Stored entries:
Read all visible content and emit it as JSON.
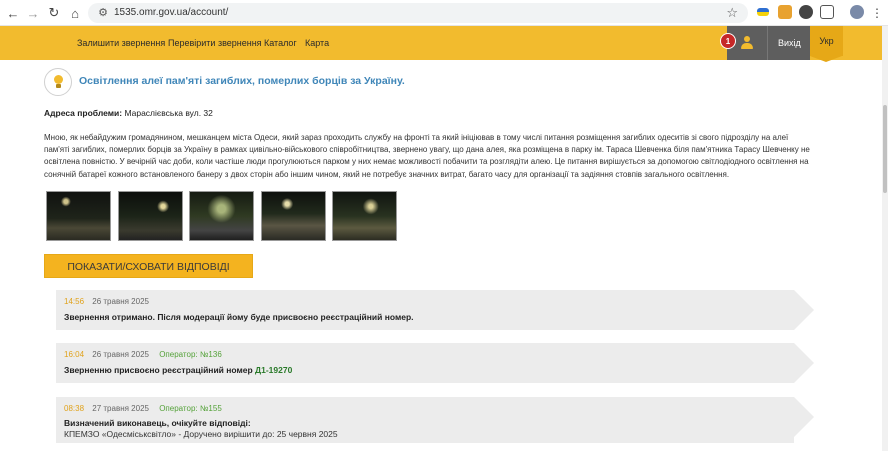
{
  "browser": {
    "url": "1535.omr.gov.ua/account/"
  },
  "header": {
    "nav": [
      {
        "label": "Залишити звернення"
      },
      {
        "label": "Перевірити звернення"
      },
      {
        "label": "Каталог"
      },
      {
        "label": "Карта"
      }
    ],
    "notification_count": "1",
    "logout_label": "Вихід",
    "language_label": "Укр"
  },
  "appeal": {
    "title": "Освітлення алеї пам'яті загиблих, померлих борців за Україну.",
    "address_label": "Адреса проблеми:",
    "address_value": "Мараслієвська вул. 32",
    "description": "Мною, як небайдужим громадянином, мешканцем міста Одеси, який зараз проходить службу на фронті та який ініціював в тому числі питання розміщення загиблих одеситів зі свого підрозділу на алеї пам'яті загиблих, померлих борців за Україну в рамках цивільно-військового співробітництва, звернено увагу, що дана алея, яка розміщена в парку ім. Тараса Шевченка біля пам'ятника Тарасу Шевченку не освітлена повністю. У вечірній час доби, коли частіше люди прогулюються парком у них немає можливості побачити та розглядіти алею. Це питання вирішується за допомогою світлодіодного освітлення на сонячній батареї кожного встановленого банеру з двох сторін або іншим чином, який не потребує значних витрат, багато часу для організації та задіяння стовпів загального освітлення.",
    "toggle_label": "ПОКАЗАТИ/СХОВАТИ ВІДПОВІДІ"
  },
  "timeline": [
    {
      "time": "14:56",
      "date": "26 травня 2025",
      "operator": "",
      "text": "Звернення отримано. Після модерації йому буде присвоєно реєстраційний номер.",
      "reg_number": "",
      "sub": ""
    },
    {
      "time": "16:04",
      "date": "26 травня 2025",
      "operator": "Оператор: №136",
      "text": "Зверненню присвоєно реєстраційний номер ",
      "reg_number": "Д1-19270",
      "sub": ""
    },
    {
      "time": "08:38",
      "date": "27 травня 2025",
      "operator": "Оператор: №155",
      "text": "Визначений виконавець, очікуйте відповіді:",
      "reg_number": "",
      "sub": "КПЕМЗО «Одесміськсвітло» - Доручено вирішити до: 25 червня 2025"
    }
  ],
  "colors": {
    "header_bg": "#f2bb2e",
    "title_blue": "#3f86b8",
    "time_orange": "#e0a21b",
    "operator_green": "#55a23a",
    "badge_red": "#c62828"
  }
}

Written request: Make a list of all lines in the data that contain "присвоєно".

Exercise output:
      "text": "Звернення отримано. Після модерації йому буде присвоєно реєстраційний номер.",
      "text": "Зверненню присвоєно реєстраційний номер ",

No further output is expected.